What is asked
Below is a listing; write it out exactly and drop any images from it.

Data extract
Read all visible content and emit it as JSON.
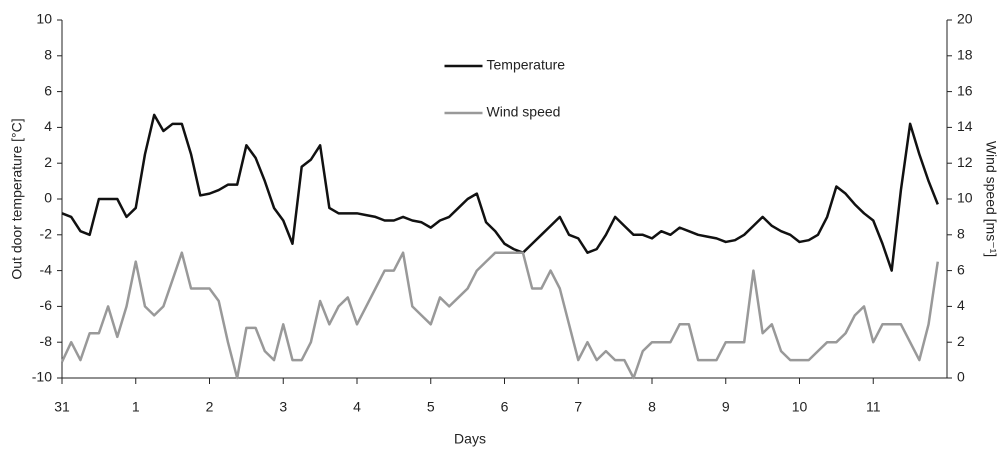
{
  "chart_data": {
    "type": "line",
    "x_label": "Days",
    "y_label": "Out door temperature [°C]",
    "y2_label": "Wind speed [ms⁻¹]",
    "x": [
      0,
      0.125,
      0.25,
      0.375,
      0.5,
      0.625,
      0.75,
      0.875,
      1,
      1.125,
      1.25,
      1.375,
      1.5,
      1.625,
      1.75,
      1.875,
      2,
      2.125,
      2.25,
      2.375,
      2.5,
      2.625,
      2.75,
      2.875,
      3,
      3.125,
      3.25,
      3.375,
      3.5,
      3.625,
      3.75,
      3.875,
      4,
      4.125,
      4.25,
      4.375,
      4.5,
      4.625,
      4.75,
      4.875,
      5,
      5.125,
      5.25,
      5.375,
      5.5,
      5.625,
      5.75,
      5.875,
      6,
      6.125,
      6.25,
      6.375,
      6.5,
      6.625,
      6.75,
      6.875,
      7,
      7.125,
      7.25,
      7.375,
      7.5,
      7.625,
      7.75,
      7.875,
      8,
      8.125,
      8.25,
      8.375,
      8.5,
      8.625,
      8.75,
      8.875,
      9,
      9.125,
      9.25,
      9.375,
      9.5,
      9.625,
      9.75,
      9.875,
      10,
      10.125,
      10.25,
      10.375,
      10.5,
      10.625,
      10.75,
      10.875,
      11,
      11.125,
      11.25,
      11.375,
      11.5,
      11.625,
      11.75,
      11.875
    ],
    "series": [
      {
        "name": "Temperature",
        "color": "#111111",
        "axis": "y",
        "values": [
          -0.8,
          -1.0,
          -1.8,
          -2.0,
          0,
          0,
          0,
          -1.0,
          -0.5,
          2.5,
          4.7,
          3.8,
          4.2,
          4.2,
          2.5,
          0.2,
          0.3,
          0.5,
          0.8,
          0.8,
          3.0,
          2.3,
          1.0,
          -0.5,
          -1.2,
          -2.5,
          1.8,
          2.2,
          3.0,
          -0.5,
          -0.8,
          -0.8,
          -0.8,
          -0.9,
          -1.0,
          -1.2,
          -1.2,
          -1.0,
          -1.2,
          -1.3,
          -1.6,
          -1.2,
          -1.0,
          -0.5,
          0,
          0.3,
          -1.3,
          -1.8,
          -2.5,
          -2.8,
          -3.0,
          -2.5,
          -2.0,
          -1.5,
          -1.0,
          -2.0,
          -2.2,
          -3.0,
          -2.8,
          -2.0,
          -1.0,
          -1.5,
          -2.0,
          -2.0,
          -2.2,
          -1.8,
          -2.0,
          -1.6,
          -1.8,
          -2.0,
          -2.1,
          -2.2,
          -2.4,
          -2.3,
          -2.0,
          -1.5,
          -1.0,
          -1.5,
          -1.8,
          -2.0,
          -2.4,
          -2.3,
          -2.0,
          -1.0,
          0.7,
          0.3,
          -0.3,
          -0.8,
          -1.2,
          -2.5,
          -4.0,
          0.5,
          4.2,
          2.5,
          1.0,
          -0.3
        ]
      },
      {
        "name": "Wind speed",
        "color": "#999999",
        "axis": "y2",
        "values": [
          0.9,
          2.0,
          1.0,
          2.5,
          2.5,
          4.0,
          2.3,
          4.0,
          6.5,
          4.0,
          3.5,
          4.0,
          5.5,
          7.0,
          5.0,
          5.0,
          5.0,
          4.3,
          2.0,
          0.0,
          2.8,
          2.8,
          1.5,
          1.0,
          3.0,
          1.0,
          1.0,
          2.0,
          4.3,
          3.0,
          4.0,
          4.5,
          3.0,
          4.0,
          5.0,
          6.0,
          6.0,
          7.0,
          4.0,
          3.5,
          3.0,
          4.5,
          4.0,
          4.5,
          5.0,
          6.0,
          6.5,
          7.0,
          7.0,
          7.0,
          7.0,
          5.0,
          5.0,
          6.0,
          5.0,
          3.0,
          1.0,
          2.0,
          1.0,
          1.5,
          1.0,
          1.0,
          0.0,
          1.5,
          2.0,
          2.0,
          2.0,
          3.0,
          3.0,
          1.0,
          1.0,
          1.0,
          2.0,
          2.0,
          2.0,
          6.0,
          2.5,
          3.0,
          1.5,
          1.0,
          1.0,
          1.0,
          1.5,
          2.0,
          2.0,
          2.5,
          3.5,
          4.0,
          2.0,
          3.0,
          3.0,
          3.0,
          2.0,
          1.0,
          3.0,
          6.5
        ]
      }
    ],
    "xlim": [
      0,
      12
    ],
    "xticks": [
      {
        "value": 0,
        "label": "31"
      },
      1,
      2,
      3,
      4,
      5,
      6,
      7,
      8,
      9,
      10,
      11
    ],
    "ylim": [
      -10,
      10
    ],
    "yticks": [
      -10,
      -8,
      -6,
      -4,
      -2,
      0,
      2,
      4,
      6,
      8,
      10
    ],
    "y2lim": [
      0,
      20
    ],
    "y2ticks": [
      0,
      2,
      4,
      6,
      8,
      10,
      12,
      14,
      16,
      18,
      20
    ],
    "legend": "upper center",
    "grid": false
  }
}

The output
Read all visible content and emit it as JSON.
{
  "chart_data": {
    "type": "line",
    "x_label": "Days",
    "y_label": "Out door temperature [°C]",
    "y2_label": "Wind speed [ms⁻¹]",
    "x": [
      0,
      0.125,
      0.25,
      0.375,
      0.5,
      0.625,
      0.75,
      0.875,
      1,
      1.125,
      1.25,
      1.375,
      1.5,
      1.625,
      1.75,
      1.875,
      2,
      2.125,
      2.25,
      2.375,
      2.5,
      2.625,
      2.75,
      2.875,
      3,
      3.125,
      3.25,
      3.375,
      3.5,
      3.625,
      3.75,
      3.875,
      4,
      4.125,
      4.25,
      4.375,
      4.5,
      4.625,
      4.75,
      4.875,
      5,
      5.125,
      5.25,
      5.375,
      5.5,
      5.625,
      5.75,
      5.875,
      6,
      6.125,
      6.25,
      6.375,
      6.5,
      6.625,
      6.75,
      6.875,
      7,
      7.125,
      7.25,
      7.375,
      7.5,
      7.625,
      7.75,
      7.875,
      8,
      8.125,
      8.25,
      8.375,
      8.5,
      8.625,
      8.75,
      8.875,
      9,
      9.125,
      9.25,
      9.375,
      9.5,
      9.625,
      9.75,
      9.875,
      10,
      10.125,
      10.25,
      10.375,
      10.5,
      10.625,
      10.75,
      10.875,
      11,
      11.125,
      11.25,
      11.375,
      11.5,
      11.625,
      11.75,
      11.875
    ],
    "series": [
      {
        "name": "Temperature",
        "color": "#111111",
        "axis": "y",
        "values": [
          -0.8,
          -1.0,
          -1.8,
          -2.0,
          0,
          0,
          0,
          -1.0,
          -0.5,
          2.5,
          4.7,
          3.8,
          4.2,
          4.2,
          2.5,
          0.2,
          0.3,
          0.5,
          0.8,
          0.8,
          3.0,
          2.3,
          1.0,
          -0.5,
          -1.2,
          -2.5,
          1.8,
          2.2,
          3.0,
          -0.5,
          -0.8,
          -0.8,
          -0.8,
          -0.9,
          -1.0,
          -1.2,
          -1.2,
          -1.0,
          -1.2,
          -1.3,
          -1.6,
          -1.2,
          -1.0,
          -0.5,
          0,
          0.3,
          -1.3,
          -1.8,
          -2.5,
          -2.8,
          -3.0,
          -2.5,
          -2.0,
          -1.5,
          -1.0,
          -2.0,
          -2.2,
          -3.0,
          -2.8,
          -2.0,
          -1.0,
          -1.5,
          -2.0,
          -2.0,
          -2.2,
          -1.8,
          -2.0,
          -1.6,
          -1.8,
          -2.0,
          -2.1,
          -2.2,
          -2.4,
          -2.3,
          -2.0,
          -1.5,
          -1.0,
          -1.5,
          -1.8,
          -2.0,
          -2.4,
          -2.3,
          -2.0,
          -1.0,
          0.7,
          0.3,
          -0.3,
          -0.8,
          -1.2,
          -2.5,
          -4.0,
          0.5,
          4.2,
          2.5,
          1.0,
          -0.3
        ]
      },
      {
        "name": "Wind speed",
        "color": "#999999",
        "axis": "y2",
        "values": [
          0.9,
          2.0,
          1.0,
          2.5,
          2.5,
          4.0,
          2.3,
          4.0,
          6.5,
          4.0,
          3.5,
          4.0,
          5.5,
          7.0,
          5.0,
          5.0,
          5.0,
          4.3,
          2.0,
          0.0,
          2.8,
          2.8,
          1.5,
          1.0,
          3.0,
          1.0,
          1.0,
          2.0,
          4.3,
          3.0,
          4.0,
          4.5,
          3.0,
          4.0,
          5.0,
          6.0,
          6.0,
          7.0,
          4.0,
          3.5,
          3.0,
          4.5,
          4.0,
          4.5,
          5.0,
          6.0,
          6.5,
          7.0,
          7.0,
          7.0,
          7.0,
          5.0,
          5.0,
          6.0,
          5.0,
          3.0,
          1.0,
          2.0,
          1.0,
          1.5,
          1.0,
          1.0,
          0.0,
          1.5,
          2.0,
          2.0,
          2.0,
          3.0,
          3.0,
          1.0,
          1.0,
          1.0,
          2.0,
          2.0,
          2.0,
          6.0,
          2.5,
          3.0,
          1.5,
          1.0,
          1.0,
          1.0,
          1.5,
          2.0,
          2.0,
          2.5,
          3.5,
          4.0,
          2.0,
          3.0,
          3.0,
          3.0,
          2.0,
          1.0,
          3.0,
          6.5
        ]
      }
    ],
    "xlim": [
      0,
      12
    ],
    "xticks": [
      {
        "value": 0,
        "label": "31"
      },
      1,
      2,
      3,
      4,
      5,
      6,
      7,
      8,
      9,
      10,
      11
    ],
    "ylim": [
      -10,
      10
    ],
    "yticks": [
      -10,
      -8,
      -6,
      -4,
      -2,
      0,
      2,
      4,
      6,
      8,
      10
    ],
    "y2lim": [
      0,
      20
    ],
    "y2ticks": [
      0,
      2,
      4,
      6,
      8,
      10,
      12,
      14,
      16,
      18,
      20
    ],
    "legend": "upper center",
    "grid": false
  }
}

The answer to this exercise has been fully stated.